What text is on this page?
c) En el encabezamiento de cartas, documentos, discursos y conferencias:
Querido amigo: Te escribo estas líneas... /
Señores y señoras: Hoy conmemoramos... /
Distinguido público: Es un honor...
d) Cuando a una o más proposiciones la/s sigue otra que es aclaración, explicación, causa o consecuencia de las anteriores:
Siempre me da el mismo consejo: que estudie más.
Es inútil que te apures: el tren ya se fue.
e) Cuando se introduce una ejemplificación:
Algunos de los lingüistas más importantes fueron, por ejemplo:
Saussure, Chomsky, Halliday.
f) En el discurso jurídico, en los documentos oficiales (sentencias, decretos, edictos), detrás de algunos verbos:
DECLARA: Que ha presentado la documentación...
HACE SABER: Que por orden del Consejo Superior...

----------------

- _Set task_:
Ascertain the number of lines in the entries that include the word "Cuando", and report only that number.

- _Answer in full_:
2